(Stored entries)
▼▼▼

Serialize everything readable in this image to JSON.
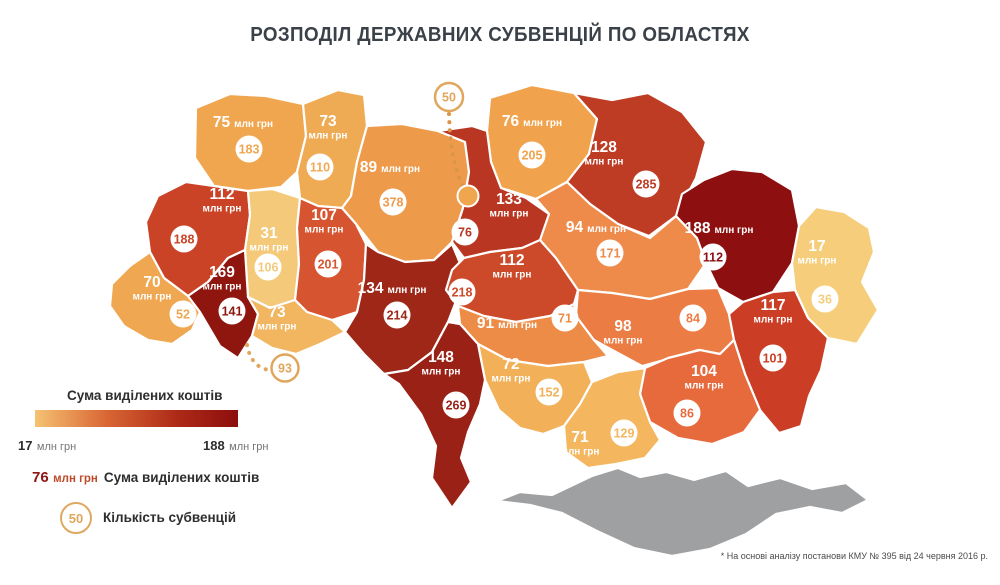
{
  "title": "РОЗПОДІЛ ДЕРЖАВНИХ СУБВЕНЦІЙ ПО ОБЛАСТЯХ",
  "footnote": "* На основі аналізу постанови КМУ № 395 від 24 червня 2016 р.",
  "legend": {
    "gradient_title": "Сума виділених коштів",
    "min": {
      "value": "17",
      "unit": "млн грн"
    },
    "max": {
      "value": "188",
      "unit": "млн грн"
    },
    "amount_example": {
      "value": "76",
      "unit": "млн грн",
      "label": "Сума виділених коштів"
    },
    "count_example": {
      "value": "50",
      "label": "Кількість субвенцій"
    },
    "gradient_colors": [
      "#F5C272",
      "#D96734",
      "#AE2A18",
      "#8C0E0D"
    ]
  },
  "colors": {
    "background": "#FFFFFF",
    "border": "#FFFFFF",
    "title_text": "#3A4149",
    "label_text": "#FFFFFF",
    "crimea": "#9FA0A2",
    "kyiv_city_dot": "#F0A64E",
    "callout_ring": "#E0A75C",
    "dotted_connector": "#DC9546"
  },
  "chart_data": {
    "type": "choropleth-map",
    "title": "РОЗПОДІЛ ДЕРЖАВНИХ СУБВЕНЦІЙ ПО ОБЛАСТЯХ",
    "unit": "млн грн",
    "amount_range": [
      17,
      188
    ],
    "amount_legend_label": "Сума виділених коштів",
    "count_legend_label": "Кількість субвенцій",
    "regions": [
      {
        "id": "volyn",
        "amount": 75,
        "count": 183,
        "color": "#EFA64F"
      },
      {
        "id": "rivne",
        "amount": 73,
        "count": 110,
        "color": "#EFAB54"
      },
      {
        "id": "zhytomyr",
        "amount": 89,
        "count": 378,
        "color": "#EE9A4B"
      },
      {
        "id": "chernihiv",
        "amount": 76,
        "count": 205,
        "color": "#F0A34C"
      },
      {
        "id": "sumy",
        "amount": 128,
        "count": 285,
        "color": "#BE3B24"
      },
      {
        "id": "kyiv_oblast",
        "amount": 133,
        "count": 76,
        "color": "#B93722"
      },
      {
        "id": "lviv",
        "amount": 112,
        "count": 188,
        "color": "#CB4327"
      },
      {
        "id": "ternopil",
        "amount": 31,
        "count": 106,
        "color": "#F4C979"
      },
      {
        "id": "khmelnytskyi",
        "amount": 107,
        "count": 201,
        "color": "#D75430"
      },
      {
        "id": "zakarpattia",
        "amount": 70,
        "count": 52,
        "color": "#EFA751"
      },
      {
        "id": "ivano_frankivsk",
        "amount": 169,
        "count": 141,
        "color": "#8F160F"
      },
      {
        "id": "chernivtsi",
        "amount": 73,
        "count": 93,
        "color": "#F2B660"
      },
      {
        "id": "vinnytsia",
        "amount": 134,
        "count": 214,
        "color": "#9E2718"
      },
      {
        "id": "cherkasy",
        "amount": 112,
        "count": 218,
        "color": "#CC4A29"
      },
      {
        "id": "poltava",
        "amount": 94,
        "count": 171,
        "color": "#EE8A4A"
      },
      {
        "id": "kharkiv",
        "amount": 188,
        "count": 112,
        "color": "#8E0F10"
      },
      {
        "id": "luhansk",
        "amount": 17,
        "count": 36,
        "color": "#F6CE7B"
      },
      {
        "id": "kirovohrad",
        "amount": 91,
        "count": 71,
        "color": "#ED8C46"
      },
      {
        "id": "dnipropetrovsk",
        "amount": 98,
        "count": 84,
        "color": "#EB7C43"
      },
      {
        "id": "donetsk",
        "amount": 117,
        "count": 101,
        "color": "#CB3D25"
      },
      {
        "id": "odesa",
        "amount": 148,
        "count": 269,
        "color": "#9A2115"
      },
      {
        "id": "mykolaiv",
        "amount": 72,
        "count": 152,
        "color": "#F2B159"
      },
      {
        "id": "kherson",
        "amount": 71,
        "count": 129,
        "color": "#F4B75F"
      },
      {
        "id": "zaporizhzhia",
        "amount": 104,
        "count": 86,
        "color": "#E76A3D"
      }
    ],
    "no_data_regions": [
      {
        "id": "crimea",
        "color": "#9FA0A2"
      }
    ],
    "kyiv_city": {
      "count": "50"
    }
  }
}
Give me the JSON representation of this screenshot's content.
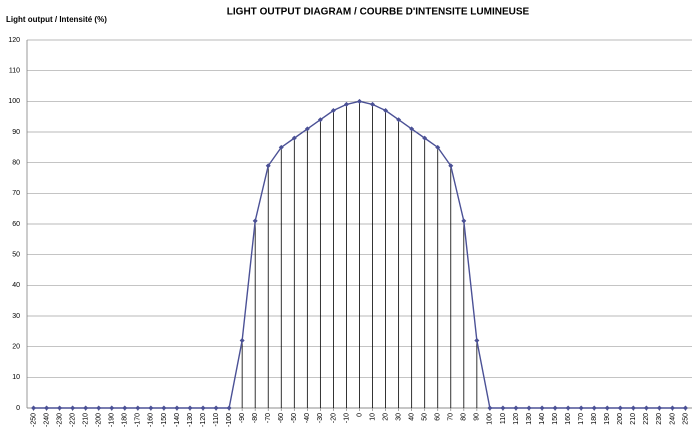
{
  "chart_data": {
    "type": "line",
    "title": "LIGHT OUTPUT DIAGRAM / COURBE D'INTENSITE LUMINEUSE",
    "y_label": "Light output / Intensité (%)",
    "categories": [
      "-250",
      "-240",
      "-230",
      "-220",
      "-210",
      "-200",
      "-190",
      "-180",
      "-170",
      "-160",
      "-150",
      "-140",
      "-130",
      "-120",
      "-110",
      "-100",
      "-90",
      "-80",
      "-70",
      "-60",
      "-50",
      "-40",
      "-30",
      "-20",
      "-10",
      "0",
      "10",
      "20",
      "30",
      "40",
      "50",
      "60",
      "70",
      "80",
      "90",
      "100",
      "110",
      "120",
      "130",
      "140",
      "150",
      "160",
      "170",
      "180",
      "190",
      "200",
      "210",
      "220",
      "230",
      "240",
      "250"
    ],
    "values": [
      0,
      0,
      0,
      0,
      0,
      0,
      0,
      0,
      0,
      0,
      0,
      0,
      0,
      0,
      0,
      0,
      22,
      61,
      79,
      85,
      88,
      91,
      94,
      97,
      99,
      100,
      99,
      97,
      94,
      91,
      88,
      85,
      79,
      61,
      22,
      0,
      0,
      0,
      0,
      0,
      0,
      0,
      0,
      0,
      0,
      0,
      0,
      0,
      0,
      0,
      0
    ],
    "color": "#4b5196",
    "ylim": [
      0,
      120
    ],
    "yticks": [
      0,
      10,
      20,
      30,
      40,
      50,
      60,
      70,
      80,
      90,
      100,
      110,
      120
    ],
    "grid": true,
    "drop_lines": true
  }
}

▲▲▲

_EXERCISE DESCRIPTION_
Each line that has the word "виділених" should be copied.

_SOLUTION TO THIS PROBLEM_
    "gradient_title": "Сума виділених коштів",
      "label": "Сума виділених коштів"
    "amount_legend_label": "Сума виділених коштів",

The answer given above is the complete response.